> _Exercise prompt_
Reproduce all entries word for word.

> _Task data_
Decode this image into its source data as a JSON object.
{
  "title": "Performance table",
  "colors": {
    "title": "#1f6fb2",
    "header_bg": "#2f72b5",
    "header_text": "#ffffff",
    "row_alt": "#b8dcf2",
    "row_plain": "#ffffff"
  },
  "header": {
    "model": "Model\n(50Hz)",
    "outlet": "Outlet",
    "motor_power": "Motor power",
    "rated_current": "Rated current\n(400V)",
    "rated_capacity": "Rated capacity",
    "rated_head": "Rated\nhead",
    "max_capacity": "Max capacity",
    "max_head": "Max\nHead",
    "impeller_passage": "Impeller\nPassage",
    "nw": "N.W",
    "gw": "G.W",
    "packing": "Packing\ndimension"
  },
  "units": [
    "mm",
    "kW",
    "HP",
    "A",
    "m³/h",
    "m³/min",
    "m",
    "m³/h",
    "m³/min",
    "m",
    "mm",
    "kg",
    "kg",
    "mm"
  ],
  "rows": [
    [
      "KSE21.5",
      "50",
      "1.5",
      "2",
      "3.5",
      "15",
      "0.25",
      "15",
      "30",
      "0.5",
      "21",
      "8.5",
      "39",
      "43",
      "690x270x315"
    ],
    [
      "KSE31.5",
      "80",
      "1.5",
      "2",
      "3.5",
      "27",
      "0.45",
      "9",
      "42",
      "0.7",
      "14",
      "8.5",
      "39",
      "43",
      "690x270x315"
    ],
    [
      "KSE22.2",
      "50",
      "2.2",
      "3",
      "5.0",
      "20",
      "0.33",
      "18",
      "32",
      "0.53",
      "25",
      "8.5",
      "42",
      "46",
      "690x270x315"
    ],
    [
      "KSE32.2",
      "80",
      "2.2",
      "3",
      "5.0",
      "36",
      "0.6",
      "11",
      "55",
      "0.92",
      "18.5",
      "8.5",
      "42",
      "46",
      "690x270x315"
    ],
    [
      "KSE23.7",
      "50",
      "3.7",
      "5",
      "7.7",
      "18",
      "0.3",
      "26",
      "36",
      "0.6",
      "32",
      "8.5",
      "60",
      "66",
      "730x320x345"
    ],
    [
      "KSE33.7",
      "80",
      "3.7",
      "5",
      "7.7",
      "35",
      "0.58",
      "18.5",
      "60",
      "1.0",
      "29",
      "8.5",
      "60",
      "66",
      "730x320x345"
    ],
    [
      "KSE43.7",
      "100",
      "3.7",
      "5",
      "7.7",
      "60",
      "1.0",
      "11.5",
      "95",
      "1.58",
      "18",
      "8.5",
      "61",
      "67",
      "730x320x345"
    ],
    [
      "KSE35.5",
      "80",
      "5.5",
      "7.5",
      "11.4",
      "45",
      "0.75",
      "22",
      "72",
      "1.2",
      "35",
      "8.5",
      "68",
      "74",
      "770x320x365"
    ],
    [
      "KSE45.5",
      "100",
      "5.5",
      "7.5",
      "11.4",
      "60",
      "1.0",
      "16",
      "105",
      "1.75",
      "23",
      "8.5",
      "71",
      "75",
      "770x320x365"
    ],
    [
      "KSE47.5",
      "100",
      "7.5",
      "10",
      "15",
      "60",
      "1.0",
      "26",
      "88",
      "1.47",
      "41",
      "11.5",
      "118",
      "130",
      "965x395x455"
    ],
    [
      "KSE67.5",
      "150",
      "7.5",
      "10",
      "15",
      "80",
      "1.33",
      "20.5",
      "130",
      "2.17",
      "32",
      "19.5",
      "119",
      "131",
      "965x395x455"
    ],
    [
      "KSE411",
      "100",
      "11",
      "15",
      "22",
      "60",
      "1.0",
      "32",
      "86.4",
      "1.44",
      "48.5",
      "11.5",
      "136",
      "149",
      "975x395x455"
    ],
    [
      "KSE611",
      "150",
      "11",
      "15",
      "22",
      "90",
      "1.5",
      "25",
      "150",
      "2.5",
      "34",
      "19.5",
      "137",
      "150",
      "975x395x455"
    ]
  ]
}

> _Full solution_
Decode this image into its source data as a JSON object.
{
  "title": "Performance table",
  "colors": {
    "title": "#1f6fb2",
    "header_bg": "#2f72b5",
    "header_text": "#ffffff",
    "row_alt": "#b8dcf2",
    "row_plain": "#ffffff"
  },
  "header": {
    "model": "Model\n(50Hz)",
    "outlet": "Outlet",
    "motor_power": "Motor power",
    "rated_current": "Rated current\n(400V)",
    "rated_capacity": "Rated capacity",
    "rated_head": "Rated\nhead",
    "max_capacity": "Max capacity",
    "max_head": "Max\nHead",
    "impeller_passage": "Impeller\nPassage",
    "nw": "N.W",
    "gw": "G.W",
    "packing": "Packing\ndimension"
  },
  "units": [
    "mm",
    "kW",
    "HP",
    "A",
    "m³/h",
    "m³/min",
    "m",
    "m³/h",
    "m³/min",
    "m",
    "mm",
    "kg",
    "kg",
    "mm"
  ],
  "rows": [
    [
      "KSE21.5",
      "50",
      "1.5",
      "2",
      "3.5",
      "15",
      "0.25",
      "15",
      "30",
      "0.5",
      "21",
      "8.5",
      "39",
      "43",
      "690x270x315"
    ],
    [
      "KSE31.5",
      "80",
      "1.5",
      "2",
      "3.5",
      "27",
      "0.45",
      "9",
      "42",
      "0.7",
      "14",
      "8.5",
      "39",
      "43",
      "690x270x315"
    ],
    [
      "KSE22.2",
      "50",
      "2.2",
      "3",
      "5.0",
      "20",
      "0.33",
      "18",
      "32",
      "0.53",
      "25",
      "8.5",
      "42",
      "46",
      "690x270x315"
    ],
    [
      "KSE32.2",
      "80",
      "2.2",
      "3",
      "5.0",
      "36",
      "0.6",
      "11",
      "55",
      "0.92",
      "18.5",
      "8.5",
      "42",
      "46",
      "690x270x315"
    ],
    [
      "KSE23.7",
      "50",
      "3.7",
      "5",
      "7.7",
      "18",
      "0.3",
      "26",
      "36",
      "0.6",
      "32",
      "8.5",
      "60",
      "66",
      "730x320x345"
    ],
    [
      "KSE33.7",
      "80",
      "3.7",
      "5",
      "7.7",
      "35",
      "0.58",
      "18.5",
      "60",
      "1.0",
      "29",
      "8.5",
      "60",
      "66",
      "730x320x345"
    ],
    [
      "KSE43.7",
      "100",
      "3.7",
      "5",
      "7.7",
      "60",
      "1.0",
      "11.5",
      "95",
      "1.58",
      "18",
      "8.5",
      "61",
      "67",
      "730x320x345"
    ],
    [
      "KSE35.5",
      "80",
      "5.5",
      "7.5",
      "11.4",
      "45",
      "0.75",
      "22",
      "72",
      "1.2",
      "35",
      "8.5",
      "68",
      "74",
      "770x320x365"
    ],
    [
      "KSE45.5",
      "100",
      "5.5",
      "7.5",
      "11.4",
      "60",
      "1.0",
      "16",
      "105",
      "1.75",
      "23",
      "8.5",
      "71",
      "75",
      "770x320x365"
    ],
    [
      "KSE47.5",
      "100",
      "7.5",
      "10",
      "15",
      "60",
      "1.0",
      "26",
      "88",
      "1.47",
      "41",
      "11.5",
      "118",
      "130",
      "965x395x455"
    ],
    [
      "KSE67.5",
      "150",
      "7.5",
      "10",
      "15",
      "80",
      "1.33",
      "20.5",
      "130",
      "2.17",
      "32",
      "19.5",
      "119",
      "131",
      "965x395x455"
    ],
    [
      "KSE411",
      "100",
      "11",
      "15",
      "22",
      "60",
      "1.0",
      "32",
      "86.4",
      "1.44",
      "48.5",
      "11.5",
      "136",
      "149",
      "975x395x455"
    ],
    [
      "KSE611",
      "150",
      "11",
      "15",
      "22",
      "90",
      "1.5",
      "25",
      "150",
      "2.5",
      "34",
      "19.5",
      "137",
      "150",
      "975x395x455"
    ]
  ]
}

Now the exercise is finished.